>> begin EXTRACTED INFORMATION
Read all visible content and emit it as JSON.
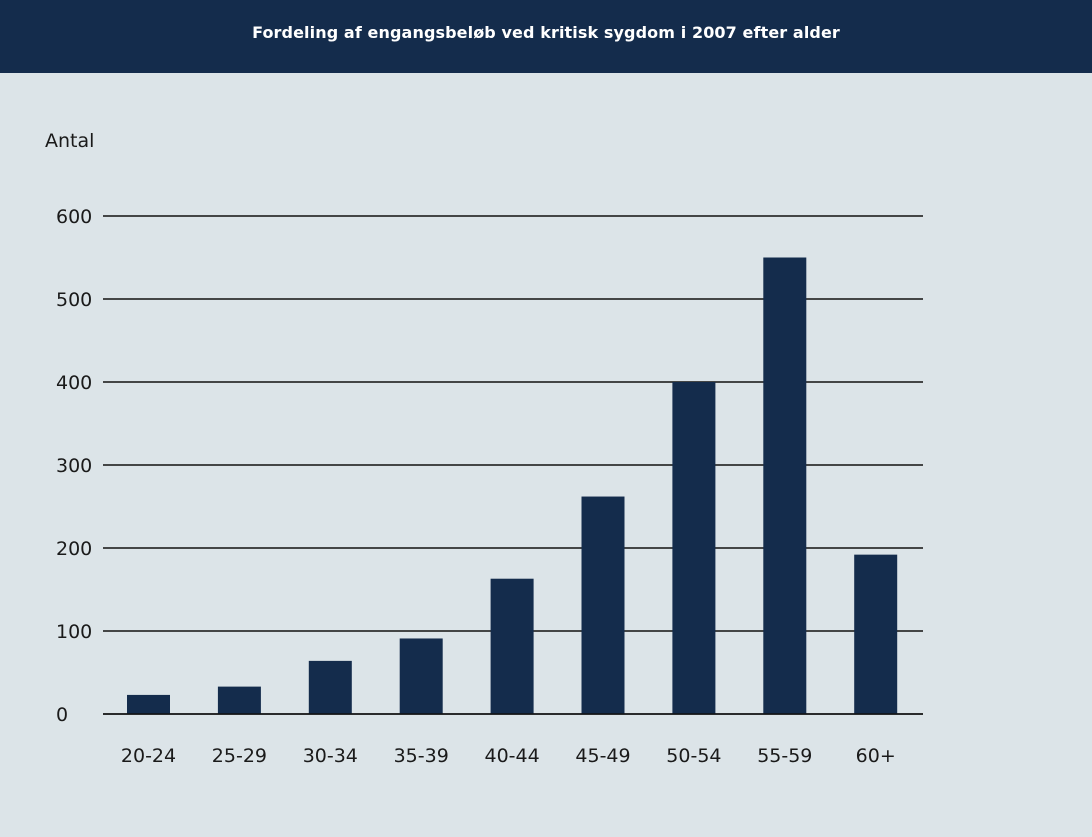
{
  "chart_data": {
    "type": "bar",
    "title": "Fordeling af engangsbeløb ved kritisk sygdom i 2007 efter alder",
    "xlabel": "",
    "ylabel": "Antal",
    "categories": [
      "20-24",
      "25-29",
      "30-34",
      "35-39",
      "40-44",
      "45-49",
      "50-54",
      "55-59",
      "60+"
    ],
    "values": [
      23,
      33,
      64,
      91,
      163,
      262,
      400,
      550,
      192
    ],
    "ylim": [
      0,
      600
    ],
    "yticks": [
      0,
      100,
      200,
      300,
      400,
      500,
      600
    ],
    "yticks_labels": [
      "0",
      "100",
      "200",
      "300",
      "400",
      "500",
      "600"
    ],
    "grid": true,
    "legend": "none",
    "colors": {
      "bar": "#142c4c",
      "background": "#dce4e8",
      "title_bar": "#142c4c",
      "title_text": "#ffffff",
      "grid": "#111111"
    }
  }
}
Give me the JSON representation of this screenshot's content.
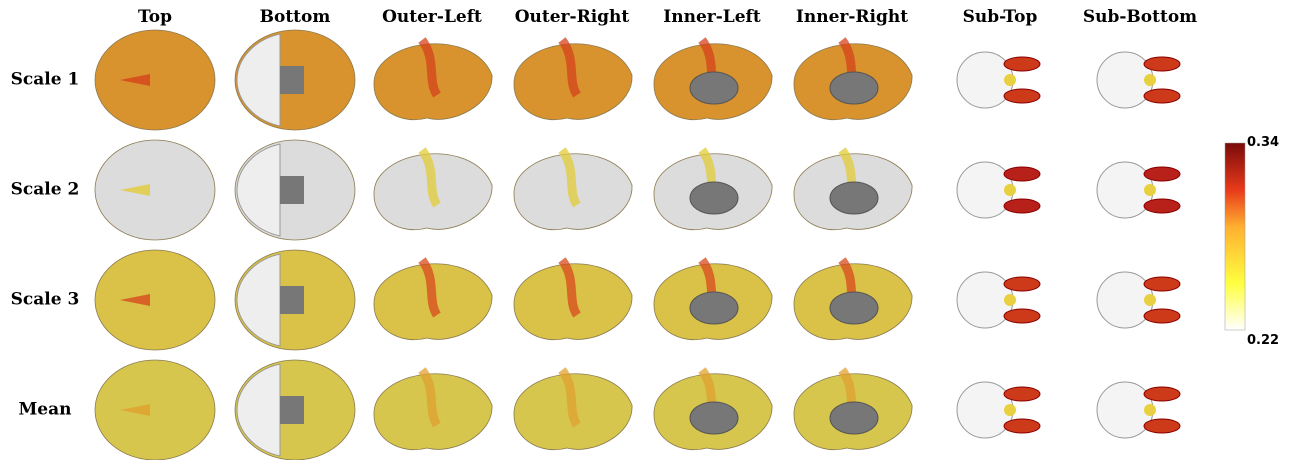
{
  "columns": [
    "Top",
    "Bottom",
    "Outer-Left",
    "Outer-Right",
    "Inner-Left",
    "Inner-Right",
    "Sub-Top",
    "Sub-Bottom"
  ],
  "rows": [
    "Scale 1",
    "Scale 2",
    "Scale 3",
    "Mean"
  ],
  "colorbar": {
    "max": 0.34,
    "min": 0.22
  }
}
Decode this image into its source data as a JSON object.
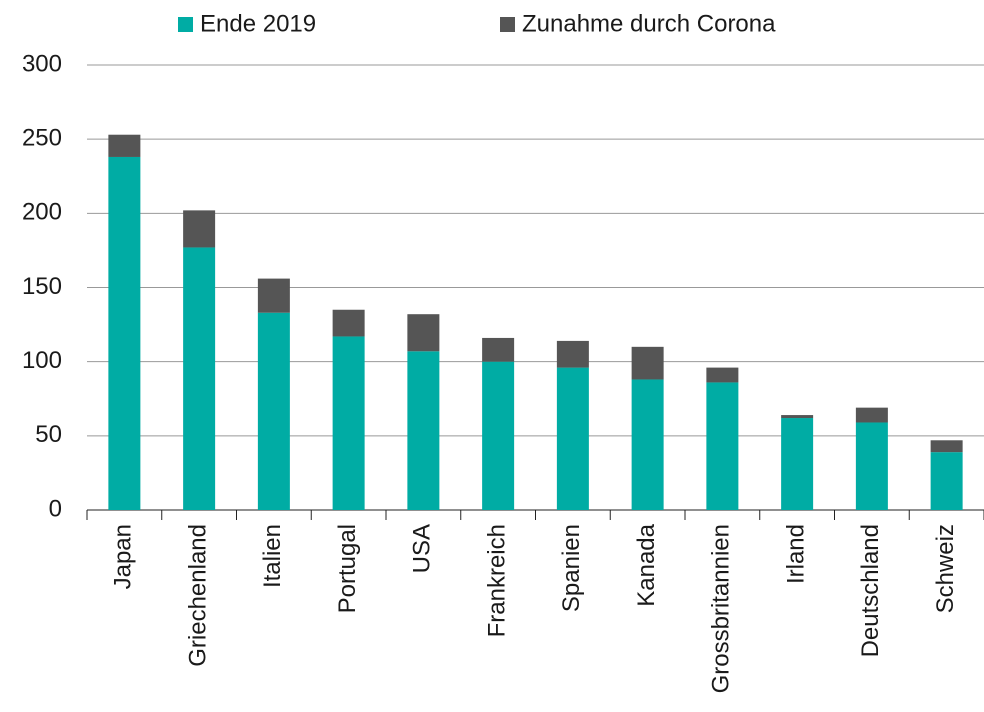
{
  "chart_data": {
    "type": "stacked_bar",
    "categories": [
      "Japan",
      "Griechenland",
      "Italien",
      "Portugal",
      "USA",
      "Frankreich",
      "Spanien",
      "Kanada",
      "Grossbritannien",
      "Irland",
      "Deutschland",
      "Schweiz"
    ],
    "series": [
      {
        "name": "Ende 2019",
        "color": "#00aca4",
        "values": [
          238,
          177,
          133,
          117,
          107,
          100,
          96,
          88,
          86,
          62,
          59,
          39
        ]
      },
      {
        "name": "Zunahme durch Corona",
        "color": "#555555",
        "values": [
          15,
          25,
          23,
          18,
          25,
          16,
          18,
          22,
          10,
          2,
          10,
          8
        ]
      }
    ],
    "ylim": [
      0,
      300
    ],
    "yticks": [
      0,
      50,
      100,
      150,
      200,
      250,
      300
    ],
    "grid": true,
    "legend": "top"
  }
}
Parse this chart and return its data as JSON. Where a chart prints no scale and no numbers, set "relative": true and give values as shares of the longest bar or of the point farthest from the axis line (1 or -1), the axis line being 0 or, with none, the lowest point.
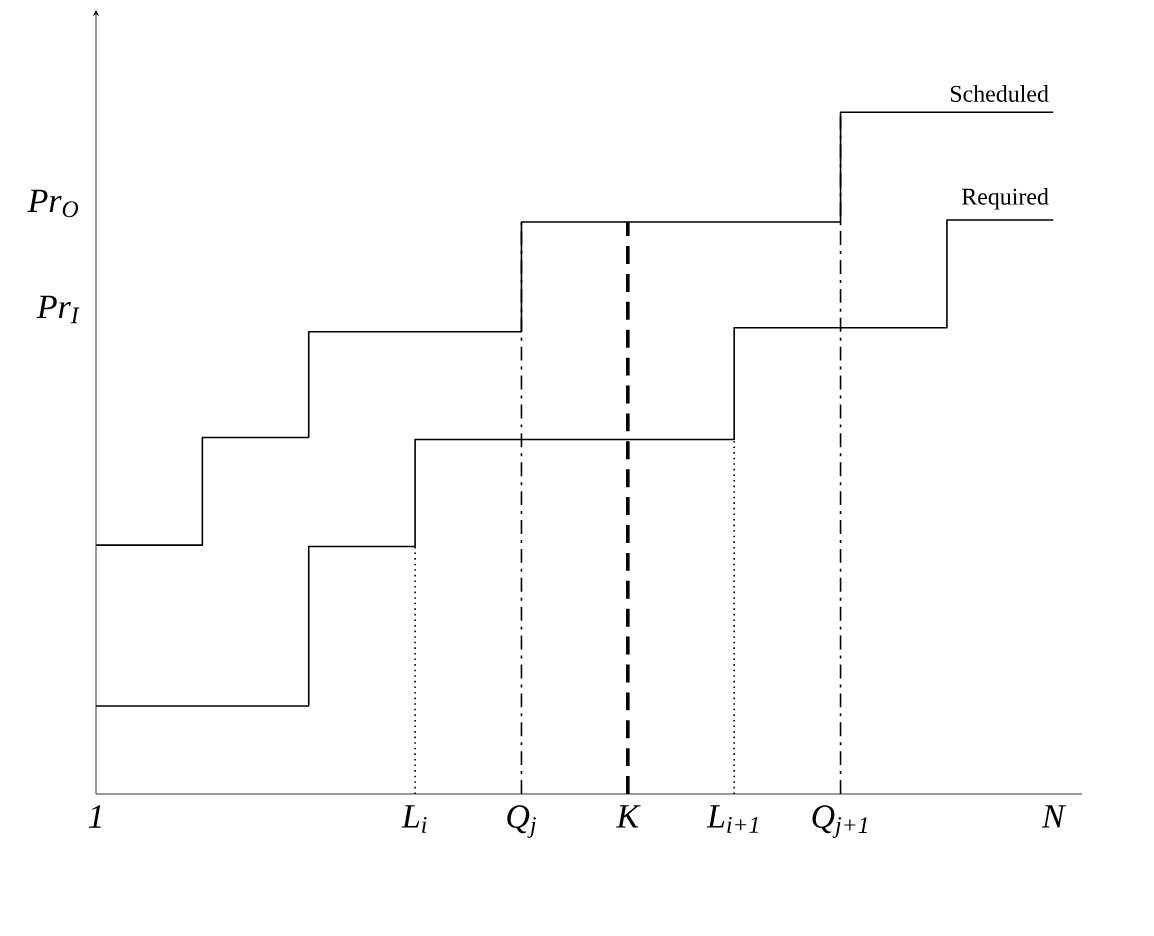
>> end EXTRACTED INFORMATION
DIRECTIONS =
Retype every entry verbatim and exclude the pictures from the copy.

WRITTEN RESPONSE =
Read all visible content and emit it as JSON.
{
  "chart_data": {
    "type": "bar",
    "title": "Fordeling af engangsbeløb ved kritisk sygdom i 2007 efter alder",
    "xlabel": "",
    "ylabel": "Antal",
    "categories": [
      "20-24",
      "25-29",
      "30-34",
      "35-39",
      "40-44",
      "45-49",
      "50-54",
      "55-59",
      "60+"
    ],
    "values": [
      23,
      33,
      64,
      91,
      163,
      262,
      400,
      550,
      192
    ],
    "ylim": [
      0,
      600
    ],
    "yticks": [
      0,
      100,
      200,
      300,
      400,
      500,
      600
    ],
    "yticks_labels": [
      "0",
      "100",
      "200",
      "300",
      "400",
      "500",
      "600"
    ],
    "grid": true,
    "legend": "none",
    "colors": {
      "bar": "#142c4c",
      "background": "#dce4e8",
      "title_bar": "#142c4c",
      "title_text": "#ffffff",
      "grid": "#111111"
    }
  }
}
Give me the JSON representation of this screenshot's content.
{
  "columns": [
    "Top",
    "Bottom",
    "Outer-Left",
    "Outer-Right",
    "Inner-Left",
    "Inner-Right",
    "Sub-Top",
    "Sub-Bottom"
  ],
  "rows": [
    "Scale 1",
    "Scale 2",
    "Scale 3",
    "Mean"
  ],
  "colorbar": {
    "max": 0.34,
    "min": 0.22
  }
}
Decode this image into its source data as a JSON object.
{
  "chart_data": {
    "type": "stacked_bar",
    "categories": [
      "Japan",
      "Griechenland",
      "Italien",
      "Portugal",
      "USA",
      "Frankreich",
      "Spanien",
      "Kanada",
      "Grossbritannien",
      "Irland",
      "Deutschland",
      "Schweiz"
    ],
    "series": [
      {
        "name": "Ende 2019",
        "color": "#00aca4",
        "values": [
          238,
          177,
          133,
          117,
          107,
          100,
          96,
          88,
          86,
          62,
          59,
          39
        ]
      },
      {
        "name": "Zunahme durch Corona",
        "color": "#555555",
        "values": [
          15,
          25,
          23,
          18,
          25,
          16,
          18,
          22,
          10,
          2,
          10,
          8
        ]
      }
    ],
    "ylim": [
      0,
      300
    ],
    "yticks": [
      0,
      50,
      100,
      150,
      200,
      250,
      300
    ],
    "grid": true,
    "legend": "top"
  }
}
Parse this chart and return its data as JSON. Where a chart prints no scale and no numbers, set "relative": true and give values as shares of the longest bar or of the point farthest from the axis line (1 or -1), the axis line being 0 or, with none, the lowest point.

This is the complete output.